Requirements: Look below. Copy each line that has "borde" in it.

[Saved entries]

____________

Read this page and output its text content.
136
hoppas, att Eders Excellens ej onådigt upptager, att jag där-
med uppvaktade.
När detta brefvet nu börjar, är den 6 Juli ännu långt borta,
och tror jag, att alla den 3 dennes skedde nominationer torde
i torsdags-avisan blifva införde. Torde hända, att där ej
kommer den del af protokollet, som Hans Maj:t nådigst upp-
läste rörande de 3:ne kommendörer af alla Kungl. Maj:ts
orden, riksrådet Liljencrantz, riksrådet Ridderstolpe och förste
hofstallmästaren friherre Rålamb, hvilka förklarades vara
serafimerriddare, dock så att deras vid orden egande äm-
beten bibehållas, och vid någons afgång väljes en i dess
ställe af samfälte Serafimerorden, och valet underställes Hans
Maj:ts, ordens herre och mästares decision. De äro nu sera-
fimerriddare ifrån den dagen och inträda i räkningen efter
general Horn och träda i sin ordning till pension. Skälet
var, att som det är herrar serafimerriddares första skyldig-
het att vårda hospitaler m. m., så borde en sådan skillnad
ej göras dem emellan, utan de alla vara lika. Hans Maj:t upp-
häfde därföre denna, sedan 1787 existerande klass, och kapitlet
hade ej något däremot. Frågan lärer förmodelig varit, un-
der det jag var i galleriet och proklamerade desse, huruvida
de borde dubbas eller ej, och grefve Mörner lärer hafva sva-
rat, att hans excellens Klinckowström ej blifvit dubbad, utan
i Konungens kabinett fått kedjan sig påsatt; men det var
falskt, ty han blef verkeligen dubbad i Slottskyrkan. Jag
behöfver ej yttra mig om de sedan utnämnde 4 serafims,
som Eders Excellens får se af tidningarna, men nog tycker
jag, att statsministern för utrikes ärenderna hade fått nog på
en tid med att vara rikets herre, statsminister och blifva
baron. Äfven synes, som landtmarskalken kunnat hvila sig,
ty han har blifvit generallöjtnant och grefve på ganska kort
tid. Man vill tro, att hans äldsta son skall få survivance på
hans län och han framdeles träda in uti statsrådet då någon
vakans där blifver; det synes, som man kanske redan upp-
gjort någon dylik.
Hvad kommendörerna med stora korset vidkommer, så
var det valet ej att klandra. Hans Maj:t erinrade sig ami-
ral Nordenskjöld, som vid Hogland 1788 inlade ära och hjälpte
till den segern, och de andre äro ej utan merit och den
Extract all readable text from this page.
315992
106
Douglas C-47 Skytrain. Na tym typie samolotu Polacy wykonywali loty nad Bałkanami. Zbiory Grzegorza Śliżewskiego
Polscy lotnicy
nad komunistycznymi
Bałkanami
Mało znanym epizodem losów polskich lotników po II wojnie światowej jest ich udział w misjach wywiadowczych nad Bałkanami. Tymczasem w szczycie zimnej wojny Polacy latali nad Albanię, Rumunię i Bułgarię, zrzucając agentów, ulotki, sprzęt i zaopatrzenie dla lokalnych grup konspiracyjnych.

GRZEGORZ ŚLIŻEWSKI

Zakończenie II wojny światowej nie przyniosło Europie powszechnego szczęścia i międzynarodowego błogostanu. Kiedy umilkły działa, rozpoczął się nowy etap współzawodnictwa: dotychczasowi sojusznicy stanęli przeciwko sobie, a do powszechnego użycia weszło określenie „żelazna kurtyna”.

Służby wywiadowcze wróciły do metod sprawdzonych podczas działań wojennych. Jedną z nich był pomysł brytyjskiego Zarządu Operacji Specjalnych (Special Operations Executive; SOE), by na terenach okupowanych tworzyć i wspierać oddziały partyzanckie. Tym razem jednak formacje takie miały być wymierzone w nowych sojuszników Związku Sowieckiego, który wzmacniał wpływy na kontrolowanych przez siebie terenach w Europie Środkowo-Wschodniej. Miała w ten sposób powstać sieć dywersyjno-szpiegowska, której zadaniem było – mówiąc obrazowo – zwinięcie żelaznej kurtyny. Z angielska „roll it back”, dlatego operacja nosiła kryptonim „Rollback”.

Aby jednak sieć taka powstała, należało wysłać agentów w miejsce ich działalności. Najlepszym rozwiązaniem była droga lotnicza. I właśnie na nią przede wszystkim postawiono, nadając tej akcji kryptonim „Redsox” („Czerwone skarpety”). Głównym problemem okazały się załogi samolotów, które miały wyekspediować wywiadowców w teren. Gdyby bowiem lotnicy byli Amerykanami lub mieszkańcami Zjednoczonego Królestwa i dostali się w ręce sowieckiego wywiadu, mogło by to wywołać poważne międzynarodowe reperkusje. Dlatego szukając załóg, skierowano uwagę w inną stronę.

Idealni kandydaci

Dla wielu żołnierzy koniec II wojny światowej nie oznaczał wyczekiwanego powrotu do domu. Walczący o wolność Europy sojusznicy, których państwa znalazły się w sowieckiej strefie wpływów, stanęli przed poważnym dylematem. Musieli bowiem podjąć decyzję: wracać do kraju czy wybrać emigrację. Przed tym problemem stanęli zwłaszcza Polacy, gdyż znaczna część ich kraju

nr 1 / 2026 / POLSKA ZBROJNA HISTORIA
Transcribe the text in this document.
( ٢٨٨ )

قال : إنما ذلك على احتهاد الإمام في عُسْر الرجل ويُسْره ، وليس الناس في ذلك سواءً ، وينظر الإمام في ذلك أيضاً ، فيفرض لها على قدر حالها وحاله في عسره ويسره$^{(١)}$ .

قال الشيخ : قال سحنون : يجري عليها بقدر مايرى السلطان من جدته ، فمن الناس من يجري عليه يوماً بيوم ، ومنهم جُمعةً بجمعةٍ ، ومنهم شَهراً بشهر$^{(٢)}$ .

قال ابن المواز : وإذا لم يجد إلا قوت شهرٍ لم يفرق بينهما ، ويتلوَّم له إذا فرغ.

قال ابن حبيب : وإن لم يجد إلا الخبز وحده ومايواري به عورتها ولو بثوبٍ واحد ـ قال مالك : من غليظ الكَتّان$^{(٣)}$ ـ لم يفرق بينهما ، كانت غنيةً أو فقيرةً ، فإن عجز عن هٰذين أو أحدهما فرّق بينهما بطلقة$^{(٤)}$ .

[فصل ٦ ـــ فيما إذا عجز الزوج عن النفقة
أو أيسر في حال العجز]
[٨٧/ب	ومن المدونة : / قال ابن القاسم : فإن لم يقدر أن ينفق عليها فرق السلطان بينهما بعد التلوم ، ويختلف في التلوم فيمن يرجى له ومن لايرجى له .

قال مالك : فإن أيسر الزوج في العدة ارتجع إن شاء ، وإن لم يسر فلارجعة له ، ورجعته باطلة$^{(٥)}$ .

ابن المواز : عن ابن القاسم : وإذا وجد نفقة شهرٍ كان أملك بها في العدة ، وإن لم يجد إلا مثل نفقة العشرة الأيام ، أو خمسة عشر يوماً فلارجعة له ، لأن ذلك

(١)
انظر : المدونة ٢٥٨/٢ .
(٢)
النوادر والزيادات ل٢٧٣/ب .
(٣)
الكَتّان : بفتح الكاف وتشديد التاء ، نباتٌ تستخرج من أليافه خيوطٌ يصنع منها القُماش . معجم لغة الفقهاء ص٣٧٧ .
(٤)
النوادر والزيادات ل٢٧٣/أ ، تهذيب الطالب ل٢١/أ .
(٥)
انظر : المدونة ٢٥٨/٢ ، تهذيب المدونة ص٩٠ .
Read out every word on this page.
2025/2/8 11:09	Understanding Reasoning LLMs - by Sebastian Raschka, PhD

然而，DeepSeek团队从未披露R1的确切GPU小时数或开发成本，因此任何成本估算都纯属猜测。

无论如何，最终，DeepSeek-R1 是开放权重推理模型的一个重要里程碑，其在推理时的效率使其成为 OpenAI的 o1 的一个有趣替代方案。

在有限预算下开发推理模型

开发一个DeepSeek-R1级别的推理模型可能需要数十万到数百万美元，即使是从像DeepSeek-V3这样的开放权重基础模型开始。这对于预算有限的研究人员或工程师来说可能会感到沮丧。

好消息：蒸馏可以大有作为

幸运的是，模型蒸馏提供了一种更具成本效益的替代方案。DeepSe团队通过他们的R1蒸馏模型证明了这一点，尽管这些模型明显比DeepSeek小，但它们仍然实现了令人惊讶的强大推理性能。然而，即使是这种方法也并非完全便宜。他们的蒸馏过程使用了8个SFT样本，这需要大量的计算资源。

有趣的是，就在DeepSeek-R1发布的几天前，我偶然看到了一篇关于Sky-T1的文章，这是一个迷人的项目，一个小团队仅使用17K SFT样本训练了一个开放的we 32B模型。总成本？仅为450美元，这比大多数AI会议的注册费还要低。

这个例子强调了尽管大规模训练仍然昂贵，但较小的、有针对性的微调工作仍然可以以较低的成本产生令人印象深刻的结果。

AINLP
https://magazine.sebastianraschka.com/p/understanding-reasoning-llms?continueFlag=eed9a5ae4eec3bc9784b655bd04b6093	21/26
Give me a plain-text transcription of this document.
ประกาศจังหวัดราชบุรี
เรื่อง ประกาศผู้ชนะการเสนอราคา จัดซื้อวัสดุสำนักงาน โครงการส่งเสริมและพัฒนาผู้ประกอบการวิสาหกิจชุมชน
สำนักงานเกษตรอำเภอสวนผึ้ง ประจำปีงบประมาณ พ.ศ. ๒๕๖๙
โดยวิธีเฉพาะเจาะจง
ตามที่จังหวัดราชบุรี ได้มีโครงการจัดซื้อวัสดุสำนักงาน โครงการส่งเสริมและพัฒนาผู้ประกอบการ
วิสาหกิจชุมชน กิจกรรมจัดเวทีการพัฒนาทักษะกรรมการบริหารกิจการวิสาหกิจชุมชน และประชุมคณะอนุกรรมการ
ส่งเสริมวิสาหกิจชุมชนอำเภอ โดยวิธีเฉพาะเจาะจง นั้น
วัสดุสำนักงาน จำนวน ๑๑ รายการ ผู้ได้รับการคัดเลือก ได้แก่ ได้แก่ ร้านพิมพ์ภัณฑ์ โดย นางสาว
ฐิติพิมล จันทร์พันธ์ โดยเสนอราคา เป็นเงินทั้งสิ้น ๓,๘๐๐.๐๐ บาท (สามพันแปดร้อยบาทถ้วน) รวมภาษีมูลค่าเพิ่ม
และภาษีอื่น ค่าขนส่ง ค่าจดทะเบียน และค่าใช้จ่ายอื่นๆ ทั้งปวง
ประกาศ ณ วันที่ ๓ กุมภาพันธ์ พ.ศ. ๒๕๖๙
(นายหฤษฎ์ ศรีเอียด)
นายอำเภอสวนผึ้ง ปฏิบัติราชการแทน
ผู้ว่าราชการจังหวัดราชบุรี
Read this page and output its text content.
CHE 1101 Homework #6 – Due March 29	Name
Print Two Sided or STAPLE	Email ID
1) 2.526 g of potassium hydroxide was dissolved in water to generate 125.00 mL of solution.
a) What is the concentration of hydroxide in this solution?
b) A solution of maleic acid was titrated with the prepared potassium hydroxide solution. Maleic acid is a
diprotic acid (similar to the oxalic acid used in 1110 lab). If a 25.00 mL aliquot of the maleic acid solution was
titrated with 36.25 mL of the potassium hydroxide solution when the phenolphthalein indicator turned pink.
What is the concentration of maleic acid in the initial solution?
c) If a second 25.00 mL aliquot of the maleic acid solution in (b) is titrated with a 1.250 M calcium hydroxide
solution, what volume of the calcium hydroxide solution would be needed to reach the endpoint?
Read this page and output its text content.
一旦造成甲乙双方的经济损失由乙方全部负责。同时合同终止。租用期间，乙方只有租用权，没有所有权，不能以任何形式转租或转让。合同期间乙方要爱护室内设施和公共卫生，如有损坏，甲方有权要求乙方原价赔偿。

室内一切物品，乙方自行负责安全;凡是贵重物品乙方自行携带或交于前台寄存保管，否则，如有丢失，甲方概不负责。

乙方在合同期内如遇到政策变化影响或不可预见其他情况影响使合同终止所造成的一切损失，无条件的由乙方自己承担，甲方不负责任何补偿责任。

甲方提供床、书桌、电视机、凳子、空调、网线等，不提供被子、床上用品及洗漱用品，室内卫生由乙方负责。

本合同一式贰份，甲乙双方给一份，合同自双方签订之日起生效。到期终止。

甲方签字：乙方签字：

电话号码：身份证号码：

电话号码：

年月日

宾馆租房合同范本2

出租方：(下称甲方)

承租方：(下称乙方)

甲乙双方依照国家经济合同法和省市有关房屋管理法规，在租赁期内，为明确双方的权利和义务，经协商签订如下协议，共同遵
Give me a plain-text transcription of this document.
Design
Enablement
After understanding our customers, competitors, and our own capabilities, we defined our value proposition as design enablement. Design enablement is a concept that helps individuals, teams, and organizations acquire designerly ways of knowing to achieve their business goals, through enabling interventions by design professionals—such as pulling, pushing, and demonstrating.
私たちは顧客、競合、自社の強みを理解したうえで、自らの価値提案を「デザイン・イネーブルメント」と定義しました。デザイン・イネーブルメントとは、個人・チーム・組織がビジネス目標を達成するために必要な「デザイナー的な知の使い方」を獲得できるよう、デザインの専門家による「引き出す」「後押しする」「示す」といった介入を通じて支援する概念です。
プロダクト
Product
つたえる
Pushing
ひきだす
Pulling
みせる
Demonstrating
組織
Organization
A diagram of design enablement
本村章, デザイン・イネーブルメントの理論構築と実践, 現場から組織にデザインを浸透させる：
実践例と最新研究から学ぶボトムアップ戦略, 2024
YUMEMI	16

____________

Result of this exercise:
het att vårda hospitaler m. m., så borde en sådan skillnad
de borde dubbas eller ej, och grefve Mörner lärer hafva sva-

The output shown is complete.